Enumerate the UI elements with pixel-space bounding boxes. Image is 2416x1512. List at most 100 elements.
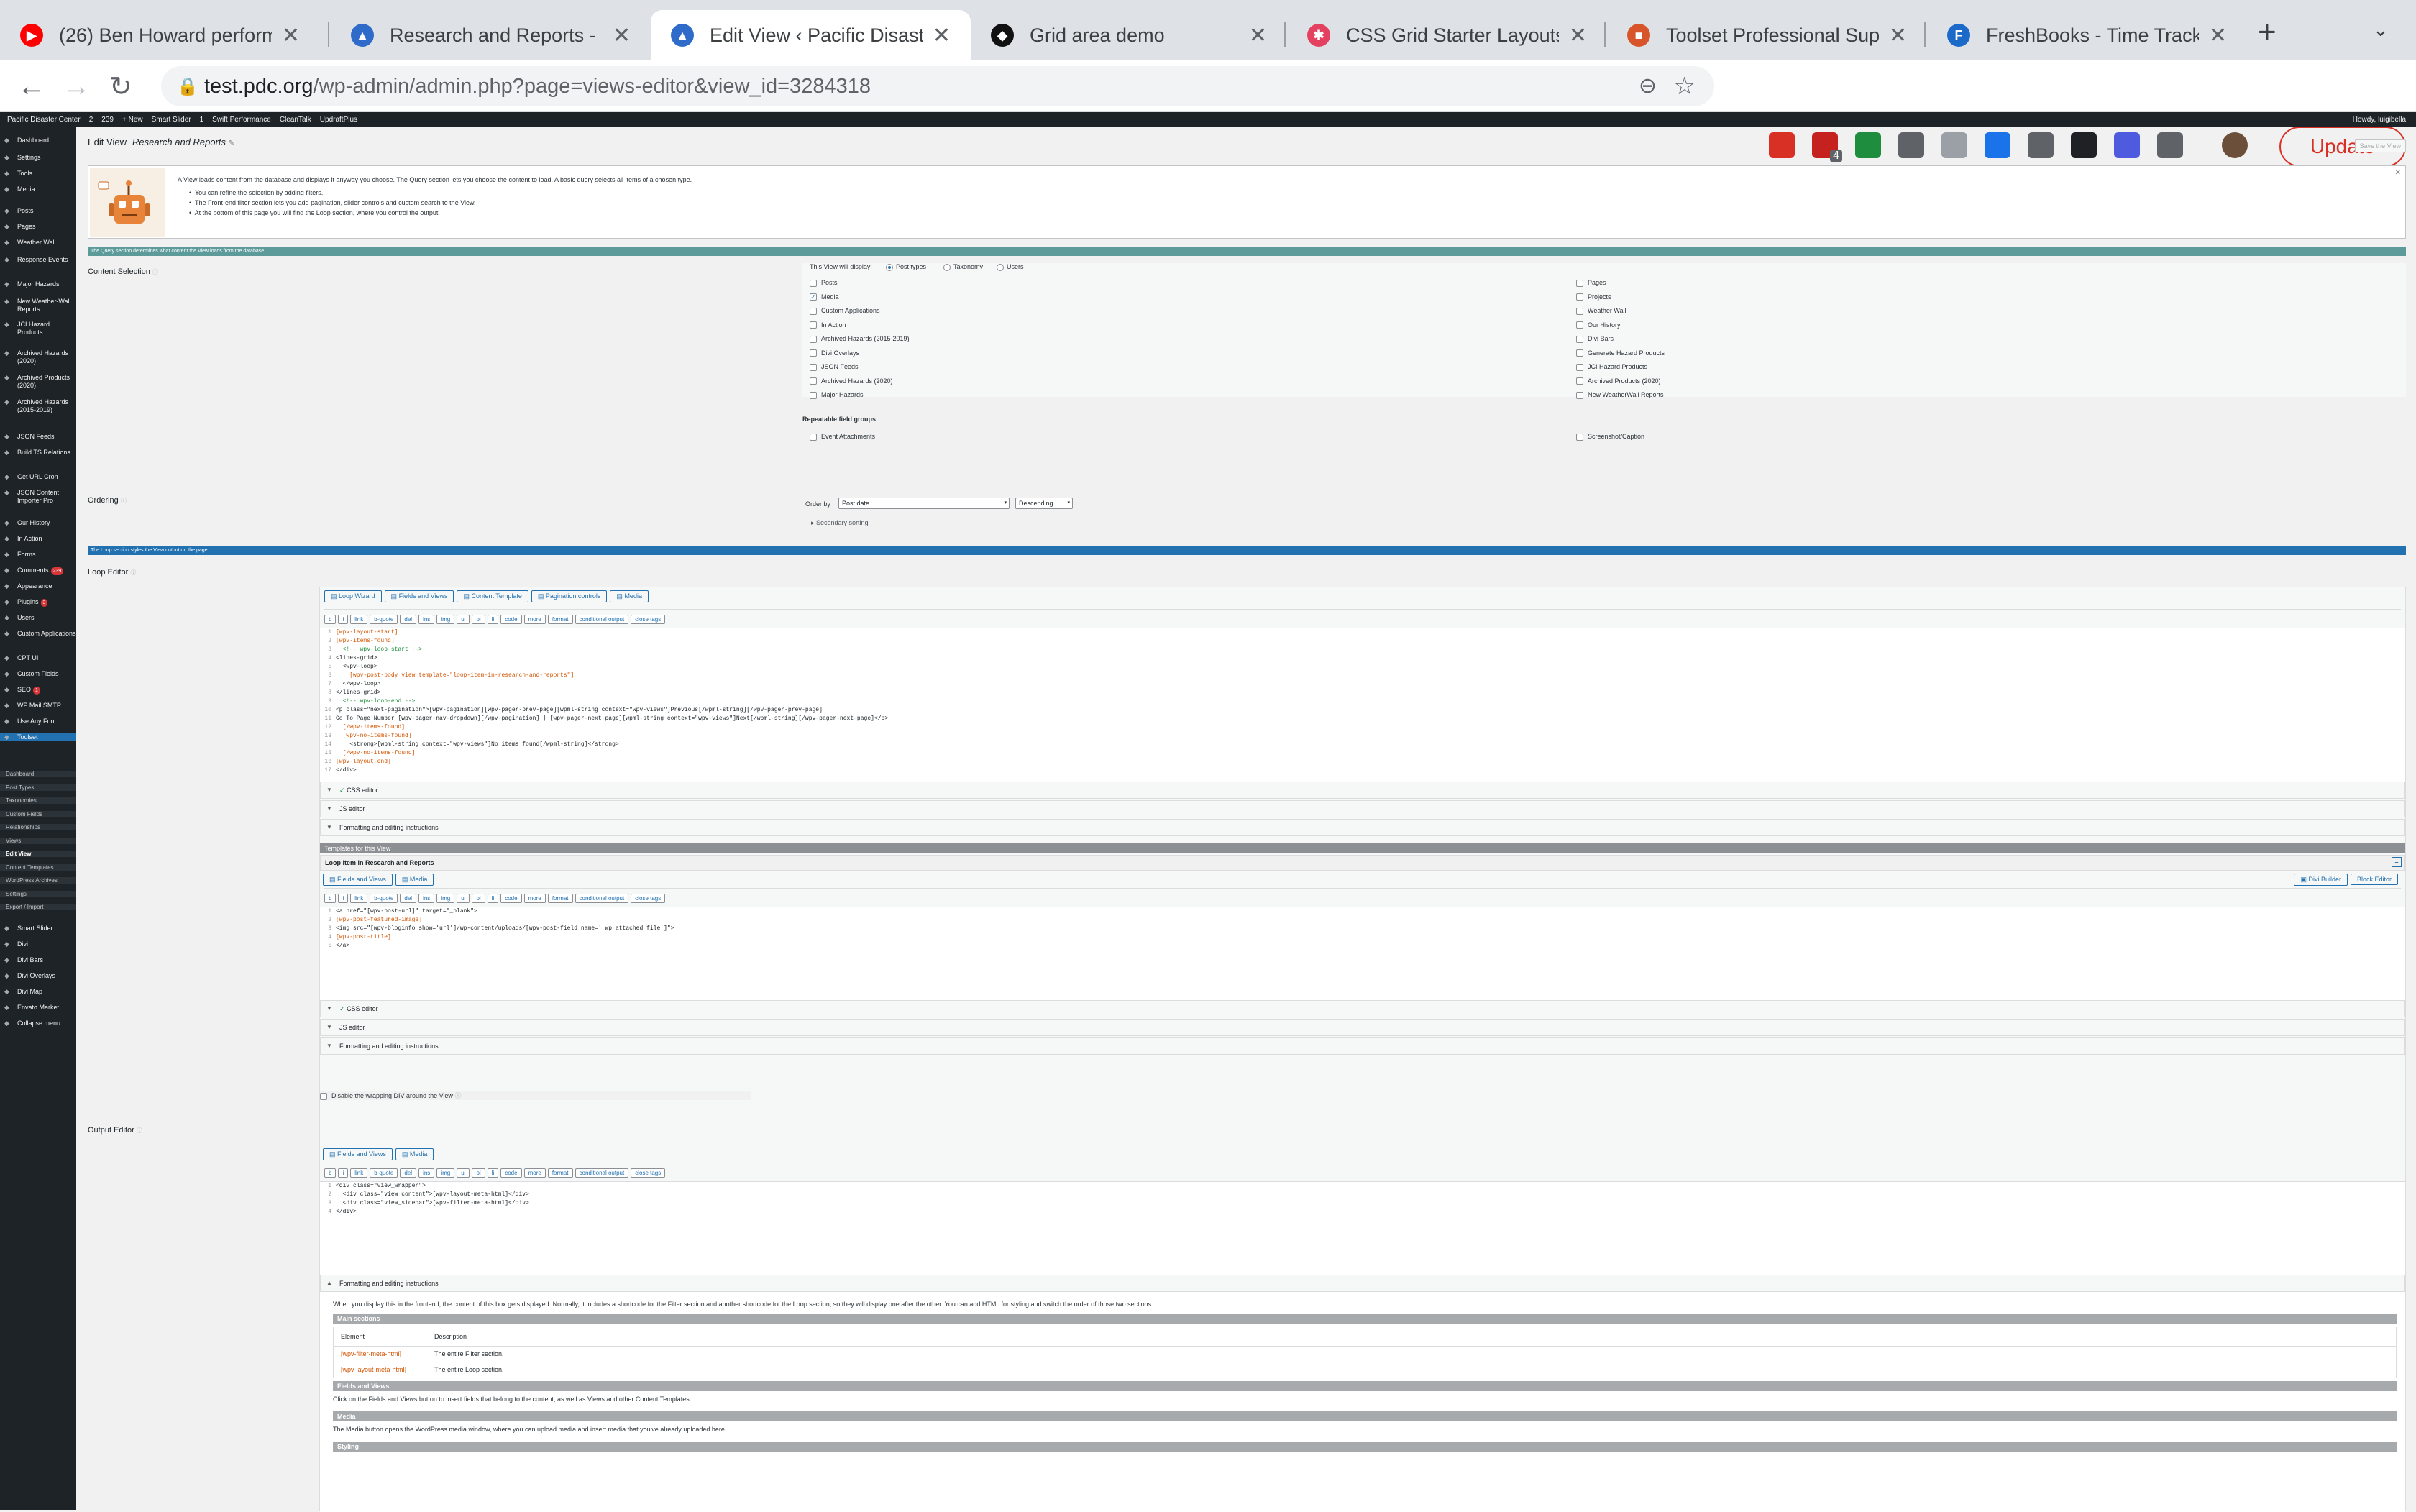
sidebar-item[interactable]: ◆ Major Hazards [0, 280, 76, 288]
disable-wrap-option[interactable]: Disable the wrapping DIV around the View… [320, 1091, 751, 1100]
checkbox[interactable] [1576, 279, 1583, 287]
post-type-option[interactable]: Archived Hazards (2015-2019) [810, 335, 910, 343]
editor-button[interactable]: ▤ Loop Wizard [324, 590, 382, 602]
quicktag-button[interactable]: ul [457, 1168, 470, 1178]
sidebar-item[interactable]: ◆ Plugins 3 [0, 598, 76, 607]
sidebar-item[interactable]: ◆ Appearance [0, 582, 76, 590]
js-editor-toggle[interactable]: ▼ JS editor [320, 800, 2405, 817]
quicktag-button[interactable]: more [523, 615, 546, 624]
quicktag-button[interactable]: li [487, 1168, 499, 1178]
quicktag-button[interactable]: ul [457, 615, 470, 624]
help-icon[interactable]: ⓘ [121, 498, 127, 504]
repeatable-option[interactable]: Screenshot/Caption [1576, 433, 1644, 441]
quicktag-button[interactable]: ins [418, 894, 435, 903]
checkbox[interactable] [1576, 377, 1583, 385]
template-formatting-toggle[interactable]: ▼ Formatting and editing instructions [320, 1037, 2405, 1055]
checkbox[interactable] [1576, 349, 1583, 357]
browser-tab[interactable]: ✱ CSS Grid Starter Layouts | C ✕ [1287, 10, 1607, 60]
checkbox[interactable] [1576, 433, 1583, 441]
quicktag-button[interactable]: code [500, 1168, 522, 1178]
sidebar-item[interactable]: ◆ In Action [0, 535, 76, 543]
sidebar-item[interactable]: ◆ WP Mail SMTP [0, 702, 76, 710]
sidebar-item[interactable]: ◆ Divi Map [0, 988, 76, 996]
quicktag-button[interactable]: ul [457, 894, 470, 903]
quicktag-button[interactable]: close tags [631, 894, 666, 903]
quicktag-button[interactable]: conditional output [575, 615, 629, 624]
admin-bar-item[interactable]: 239 [101, 116, 114, 124]
editor-button[interactable]: ▤ Fields and Views [323, 1148, 393, 1160]
quicktag-button[interactable]: more [523, 1168, 546, 1178]
post-type-option[interactable]: Our History [1576, 321, 1621, 329]
sidebar-subitem[interactable]: Edit View [0, 851, 76, 857]
quicktag-button[interactable]: ol [472, 894, 485, 903]
quicktag-button[interactable]: format [547, 894, 573, 903]
sidebar-item[interactable]: ◆ Archived Products (2020) [0, 374, 76, 390]
radio-button[interactable] [886, 263, 893, 271]
display-option-1[interactable]: Taxonomy [943, 263, 983, 271]
quicktag-button[interactable]: format [547, 1168, 573, 1178]
admin-bar-item[interactable]: 2 [89, 116, 93, 124]
save-view-button[interactable]: Save the View [2354, 139, 2406, 152]
display-option-2[interactable]: Users [997, 263, 1024, 271]
close-icon[interactable]: ✕ [2209, 23, 2227, 48]
sidebar-item[interactable]: ◆ Our History [0, 519, 76, 527]
admin-bar-item[interactable]: 1 [200, 116, 204, 124]
sidebar-item[interactable]: ◆ JSON Content Importer Pro [0, 489, 76, 505]
quicktag-button[interactable]: del [400, 615, 417, 624]
quicktag-button[interactable]: img [436, 1168, 455, 1178]
checkbox[interactable]: ✓ [810, 293, 817, 301]
divi-builder-button[interactable]: ▣ Divi Builder [2294, 874, 2348, 886]
checkbox[interactable] [1576, 293, 1583, 301]
sidebar-item[interactable]: ◆ Weather Wall [0, 239, 76, 247]
sidebar-item[interactable]: ◆ Comments 239 [0, 567, 76, 575]
post-type-option[interactable]: Divi Bars [1576, 335, 1614, 343]
quicktag-button[interactable]: ins [418, 1168, 435, 1178]
browser-tab[interactable]: F FreshBooks - Time Tracking ✕ [1927, 10, 2247, 60]
checkbox[interactable] [1576, 321, 1583, 329]
editor-button[interactable]: ▤ Fields and Views [384, 590, 454, 602]
sidebar-subitem[interactable]: Dashboard [0, 771, 76, 777]
checkbox[interactable] [1576, 363, 1583, 371]
output-code-editor[interactable]: 1 <div class="view_wrapper"> 2 <div class=… [320, 1181, 2405, 1275]
tab-search-icon[interactable]: ⌄ [2373, 19, 2389, 41]
css-editor-toggle[interactable]: ▼ ✓ CSS editor [320, 782, 2405, 799]
sidebar-item[interactable]: ◆ Pages [0, 223, 76, 231]
editor-button[interactable]: ▤ Content Template [457, 590, 528, 602]
quicktag-button[interactable]: b-quote [370, 1168, 398, 1178]
checkbox[interactable] [810, 391, 817, 399]
sidebar-subitem[interactable]: Export / Import [0, 904, 76, 910]
quicktag-button[interactable]: link [350, 1168, 368, 1178]
post-type-option[interactable]: JCI Hazard Products [1576, 363, 1647, 371]
block-editor-button[interactable]: Block Editor [2350, 874, 2398, 885]
checkbox[interactable] [810, 433, 817, 441]
sidebar-item[interactable]: ◆ Custom Fields [0, 670, 76, 678]
quicktag-button[interactable]: img [436, 894, 455, 903]
checkbox[interactable] [1576, 307, 1583, 315]
quicktag-button[interactable]: link [350, 615, 368, 624]
sidebar-item[interactable]: ◆ Custom Applications [0, 630, 76, 638]
post-type-option[interactable]: Divi Overlays [810, 349, 859, 357]
sidebar-item[interactable]: ◆ Divi Bars [0, 956, 76, 964]
sidebar-subitem[interactable]: Views [0, 837, 76, 844]
post-type-option[interactable]: Major Hazards [810, 391, 864, 399]
repeatable-option[interactable]: Event Attachments [810, 433, 875, 441]
sidebar-item[interactable]: ◆ Get URL Cron [0, 473, 76, 481]
quicktag-button[interactable]: img [436, 615, 455, 624]
admin-bar-item[interactable]: Smart Slider [152, 116, 191, 124]
checkbox[interactable] [810, 363, 817, 371]
post-type-option[interactable]: In Action [810, 321, 846, 329]
browser-tab[interactable]: ▶ (26) Ben Howard performing ✕ [0, 10, 320, 60]
zoom-icon[interactable]: ⊖ [1639, 73, 1657, 98]
quicktag-button[interactable]: del [400, 1168, 417, 1178]
new-tab-icon[interactable]: + [2258, 14, 2277, 50]
address-bar[interactable]: 🔒 test.pdc.org/wp-admin/admin.php?page=v… [161, 66, 1714, 106]
quicktag-button[interactable]: i [338, 615, 349, 624]
sidebar-item[interactable]: ◆ Tools [0, 170, 76, 178]
back-icon[interactable]: ← [17, 70, 46, 103]
sidebar-item[interactable]: ◆ Divi [0, 940, 76, 948]
quicktag-button[interactable]: conditional output [575, 894, 629, 903]
post-type-option[interactable]: New WeatherWall Reports [1576, 391, 1664, 399]
sidebar-item[interactable]: ◆ Dashboard [0, 137, 76, 145]
howdy-user[interactable]: Howdy, luigibella [2353, 116, 2406, 124]
post-type-option[interactable]: Generate Hazard Products [1576, 349, 1665, 357]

● SHORT EXERCISE: Update the material, beginning at the line that contains "sidebar-item[interactable]: ◆ Major" and stopping after the line that contains "sidebar-item[interactable]: ◆ Plugins". Give only those lines, with "Archived" replaced by "Past" and everything else unchanged.

● COMPLETE RESPONSE:
sidebar-item[interactable]: ◆ Major Hazards [0, 280, 76, 288]
disable-wrap-option[interactable]: Disable the wrapping DIV around the View… [320, 1091, 751, 1100]
checkbox[interactable] [1576, 279, 1583, 287]
post-type-option[interactable]: Past Hazards (2015-2019) [810, 335, 910, 343]
editor-button[interactable]: ▤ Loop Wizard [324, 590, 382, 602]
quicktag-button[interactable]: ul [457, 1168, 470, 1178]
sidebar-item[interactable]: ◆ Plugins 3 [0, 598, 76, 607]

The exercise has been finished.